● Given exercise: Pictures appear in the records below; write out everything else exactly.

** Begin **

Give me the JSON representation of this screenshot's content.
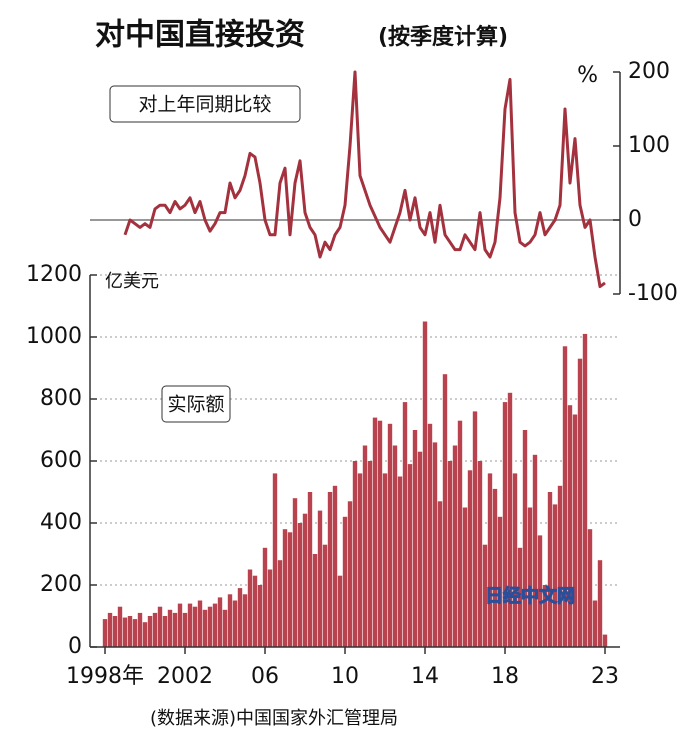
{
  "title": "对中国直接投资",
  "subtitle": "(按季度计算)",
  "source": "(数据来源)中国国家外汇管理局",
  "watermark": "日经中文网",
  "chart_data": [
    {
      "type": "line",
      "label": "对上年同期比较",
      "unit": "%",
      "color": "#a3323e",
      "y_axis_side": "right",
      "xlim": [
        1997.25,
        2023.75
      ],
      "ylim": [
        -100,
        200
      ],
      "yticks": [
        -100,
        0,
        100,
        200
      ],
      "zero_line": true,
      "x": [
        1998,
        1998.25,
        1998.5,
        1998.75,
        1999,
        1999.25,
        1999.5,
        1999.75,
        2000,
        2000.25,
        2000.5,
        2000.75,
        2001,
        2001.25,
        2001.5,
        2001.75,
        2002,
        2002.25,
        2002.5,
        2002.75,
        2003,
        2003.25,
        2003.5,
        2003.75,
        2004,
        2004.25,
        2004.5,
        2004.75,
        2005,
        2005.25,
        2005.5,
        2005.75,
        2006,
        2006.25,
        2006.5,
        2006.75,
        2007,
        2007.25,
        2007.5,
        2007.75,
        2008,
        2008.25,
        2008.5,
        2008.75,
        2009,
        2009.25,
        2009.5,
        2009.75,
        2010,
        2010.25,
        2010.5,
        2010.75,
        2011,
        2011.25,
        2011.5,
        2011.75,
        2012,
        2012.25,
        2012.5,
        2012.75,
        2013,
        2013.25,
        2013.5,
        2013.75,
        2014,
        2014.25,
        2014.5,
        2014.75,
        2015,
        2015.25,
        2015.5,
        2015.75,
        2016,
        2016.25,
        2016.5,
        2016.75,
        2017,
        2017.25,
        2017.5,
        2017.75,
        2018,
        2018.25,
        2018.5,
        2018.75,
        2019,
        2019.25,
        2019.5,
        2019.75,
        2020,
        2020.25,
        2020.5,
        2020.75,
        2021,
        2021.25,
        2021.5,
        2021.75,
        2022,
        2022.25,
        2022.5,
        2022.75,
        2023
      ],
      "values": [
        null,
        null,
        null,
        null,
        -20,
        0,
        -5,
        -10,
        -5,
        -10,
        15,
        20,
        20,
        10,
        25,
        15,
        20,
        30,
        10,
        25,
        0,
        -15,
        -5,
        10,
        10,
        50,
        30,
        40,
        60,
        90,
        85,
        50,
        0,
        -20,
        -20,
        50,
        70,
        -20,
        50,
        80,
        10,
        -10,
        -20,
        -50,
        -30,
        -40,
        -20,
        -10,
        20,
        100,
        200,
        60,
        40,
        20,
        5,
        -10,
        -20,
        -30,
        -10,
        10,
        40,
        0,
        30,
        -10,
        -20,
        10,
        -30,
        20,
        -20,
        -30,
        -40,
        -40,
        -20,
        -30,
        -40,
        10,
        -40,
        -50,
        -30,
        30,
        150,
        190,
        10,
        -30,
        -35,
        -30,
        -20,
        10,
        -20,
        -10,
        0,
        20,
        150,
        50,
        110,
        20,
        -10,
        0,
        -50,
        -90,
        -85
      ]
    },
    {
      "type": "bar",
      "label": "实际额",
      "unit": "亿美元",
      "color": "#b8424e",
      "grid": true,
      "xlim": [
        1997.25,
        2023.75
      ],
      "ylim": [
        0,
        1200
      ],
      "yticks": [
        0,
        200,
        400,
        600,
        800,
        1000,
        1200
      ],
      "xticks": [
        {
          "value": 1998,
          "label": "1998年"
        },
        2002,
        {
          "value": 2006,
          "label": "06"
        },
        {
          "value": 2010,
          "label": "10"
        },
        {
          "value": 2014,
          "label": "14"
        },
        {
          "value": 2018,
          "label": "18"
        },
        {
          "value": 2023,
          "label": "23"
        }
      ],
      "x": [
        1998,
        1998.25,
        1998.5,
        1998.75,
        1999,
        1999.25,
        1999.5,
        1999.75,
        2000,
        2000.25,
        2000.5,
        2000.75,
        2001,
        2001.25,
        2001.5,
        2001.75,
        2002,
        2002.25,
        2002.5,
        2002.75,
        2003,
        2003.25,
        2003.5,
        2003.75,
        2004,
        2004.25,
        2004.5,
        2004.75,
        2005,
        2005.25,
        2005.5,
        2005.75,
        2006,
        2006.25,
        2006.5,
        2006.75,
        2007,
        2007.25,
        2007.5,
        2007.75,
        2008,
        2008.25,
        2008.5,
        2008.75,
        2009,
        2009.25,
        2009.5,
        2009.75,
        2010,
        2010.25,
        2010.5,
        2010.75,
        2011,
        2011.25,
        2011.5,
        2011.75,
        2012,
        2012.25,
        2012.5,
        2012.75,
        2013,
        2013.25,
        2013.5,
        2013.75,
        2014,
        2014.25,
        2014.5,
        2014.75,
        2015,
        2015.25,
        2015.5,
        2015.75,
        2016,
        2016.25,
        2016.5,
        2016.75,
        2017,
        2017.25,
        2017.5,
        2017.75,
        2018,
        2018.25,
        2018.5,
        2018.75,
        2019,
        2019.25,
        2019.5,
        2019.75,
        2020,
        2020.25,
        2020.5,
        2020.75,
        2021,
        2021.25,
        2021.5,
        2021.75,
        2022,
        2022.25,
        2022.5,
        2022.75,
        2023
      ],
      "values": [
        90,
        110,
        100,
        130,
        95,
        100,
        90,
        110,
        80,
        100,
        110,
        130,
        100,
        120,
        110,
        140,
        110,
        140,
        130,
        150,
        120,
        130,
        140,
        160,
        120,
        170,
        150,
        190,
        170,
        250,
        230,
        200,
        320,
        250,
        560,
        280,
        380,
        370,
        480,
        400,
        430,
        500,
        300,
        440,
        330,
        500,
        520,
        230,
        420,
        470,
        600,
        560,
        650,
        600,
        740,
        730,
        560,
        720,
        650,
        550,
        790,
        590,
        700,
        630,
        1050,
        720,
        660,
        470,
        880,
        600,
        650,
        730,
        450,
        570,
        760,
        600,
        330,
        560,
        510,
        420,
        790,
        820,
        560,
        320,
        700,
        450,
        620,
        360,
        200,
        500,
        460,
        520,
        970,
        780,
        750,
        930,
        1010,
        380,
        150,
        280,
        40
      ]
    }
  ]
}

** End **

● Exercise output:
Give me the JSON representation of this screenshot's content.
{
  "title": "对中国直接投资",
  "subtitle": "(按季度计算)",
  "source": "(数据来源)中国国家外汇管理局",
  "watermark": "日经中文网",
  "chart_data": [
    {
      "type": "line",
      "label": "对上年同期比较",
      "unit": "%",
      "color": "#a3323e",
      "y_axis_side": "right",
      "xlim": [
        1997.25,
        2023.75
      ],
      "ylim": [
        -100,
        200
      ],
      "yticks": [
        -100,
        0,
        100,
        200
      ],
      "zero_line": true,
      "x": [
        1998,
        1998.25,
        1998.5,
        1998.75,
        1999,
        1999.25,
        1999.5,
        1999.75,
        2000,
        2000.25,
        2000.5,
        2000.75,
        2001,
        2001.25,
        2001.5,
        2001.75,
        2002,
        2002.25,
        2002.5,
        2002.75,
        2003,
        2003.25,
        2003.5,
        2003.75,
        2004,
        2004.25,
        2004.5,
        2004.75,
        2005,
        2005.25,
        2005.5,
        2005.75,
        2006,
        2006.25,
        2006.5,
        2006.75,
        2007,
        2007.25,
        2007.5,
        2007.75,
        2008,
        2008.25,
        2008.5,
        2008.75,
        2009,
        2009.25,
        2009.5,
        2009.75,
        2010,
        2010.25,
        2010.5,
        2010.75,
        2011,
        2011.25,
        2011.5,
        2011.75,
        2012,
        2012.25,
        2012.5,
        2012.75,
        2013,
        2013.25,
        2013.5,
        2013.75,
        2014,
        2014.25,
        2014.5,
        2014.75,
        2015,
        2015.25,
        2015.5,
        2015.75,
        2016,
        2016.25,
        2016.5,
        2016.75,
        2017,
        2017.25,
        2017.5,
        2017.75,
        2018,
        2018.25,
        2018.5,
        2018.75,
        2019,
        2019.25,
        2019.5,
        2019.75,
        2020,
        2020.25,
        2020.5,
        2020.75,
        2021,
        2021.25,
        2021.5,
        2021.75,
        2022,
        2022.25,
        2022.5,
        2022.75,
        2023
      ],
      "values": [
        null,
        null,
        null,
        null,
        -20,
        0,
        -5,
        -10,
        -5,
        -10,
        15,
        20,
        20,
        10,
        25,
        15,
        20,
        30,
        10,
        25,
        0,
        -15,
        -5,
        10,
        10,
        50,
        30,
        40,
        60,
        90,
        85,
        50,
        0,
        -20,
        -20,
        50,
        70,
        -20,
        50,
        80,
        10,
        -10,
        -20,
        -50,
        -30,
        -40,
        -20,
        -10,
        20,
        100,
        200,
        60,
        40,
        20,
        5,
        -10,
        -20,
        -30,
        -10,
        10,
        40,
        0,
        30,
        -10,
        -20,
        10,
        -30,
        20,
        -20,
        -30,
        -40,
        -40,
        -20,
        -30,
        -40,
        10,
        -40,
        -50,
        -30,
        30,
        150,
        190,
        10,
        -30,
        -35,
        -30,
        -20,
        10,
        -20,
        -10,
        0,
        20,
        150,
        50,
        110,
        20,
        -10,
        0,
        -50,
        -90,
        -85
      ]
    },
    {
      "type": "bar",
      "label": "实际额",
      "unit": "亿美元",
      "color": "#b8424e",
      "grid": true,
      "xlim": [
        1997.25,
        2023.75
      ],
      "ylim": [
        0,
        1200
      ],
      "yticks": [
        0,
        200,
        400,
        600,
        800,
        1000,
        1200
      ],
      "xticks": [
        {
          "value": 1998,
          "label": "1998年"
        },
        2002,
        {
          "value": 2006,
          "label": "06"
        },
        {
          "value": 2010,
          "label": "10"
        },
        {
          "value": 2014,
          "label": "14"
        },
        {
          "value": 2018,
          "label": "18"
        },
        {
          "value": 2023,
          "label": "23"
        }
      ],
      "x": [
        1998,
        1998.25,
        1998.5,
        1998.75,
        1999,
        1999.25,
        1999.5,
        1999.75,
        2000,
        2000.25,
        2000.5,
        2000.75,
        2001,
        2001.25,
        2001.5,
        2001.75,
        2002,
        2002.25,
        2002.5,
        2002.75,
        2003,
        2003.25,
        2003.5,
        2003.75,
        2004,
        2004.25,
        2004.5,
        2004.75,
        2005,
        2005.25,
        2005.5,
        2005.75,
        2006,
        2006.25,
        2006.5,
        2006.75,
        2007,
        2007.25,
        2007.5,
        2007.75,
        2008,
        2008.25,
        2008.5,
        2008.75,
        2009,
        2009.25,
        2009.5,
        2009.75,
        2010,
        2010.25,
        2010.5,
        2010.75,
        2011,
        2011.25,
        2011.5,
        2011.75,
        2012,
        2012.25,
        2012.5,
        2012.75,
        2013,
        2013.25,
        2013.5,
        2013.75,
        2014,
        2014.25,
        2014.5,
        2014.75,
        2015,
        2015.25,
        2015.5,
        2015.75,
        2016,
        2016.25,
        2016.5,
        2016.75,
        2017,
        2017.25,
        2017.5,
        2017.75,
        2018,
        2018.25,
        2018.5,
        2018.75,
        2019,
        2019.25,
        2019.5,
        2019.75,
        2020,
        2020.25,
        2020.5,
        2020.75,
        2021,
        2021.25,
        2021.5,
        2021.75,
        2022,
        2022.25,
        2022.5,
        2022.75,
        2023
      ],
      "values": [
        90,
        110,
        100,
        130,
        95,
        100,
        90,
        110,
        80,
        100,
        110,
        130,
        100,
        120,
        110,
        140,
        110,
        140,
        130,
        150,
        120,
        130,
        140,
        160,
        120,
        170,
        150,
        190,
        170,
        250,
        230,
        200,
        320,
        250,
        560,
        280,
        380,
        370,
        480,
        400,
        430,
        500,
        300,
        440,
        330,
        500,
        520,
        230,
        420,
        470,
        600,
        560,
        650,
        600,
        740,
        730,
        560,
        720,
        650,
        550,
        790,
        590,
        700,
        630,
        1050,
        720,
        660,
        470,
        880,
        600,
        650,
        730,
        450,
        570,
        760,
        600,
        330,
        560,
        510,
        420,
        790,
        820,
        560,
        320,
        700,
        450,
        620,
        360,
        200,
        500,
        460,
        520,
        970,
        780,
        750,
        930,
        1010,
        380,
        150,
        280,
        40
      ]
    }
  ]
}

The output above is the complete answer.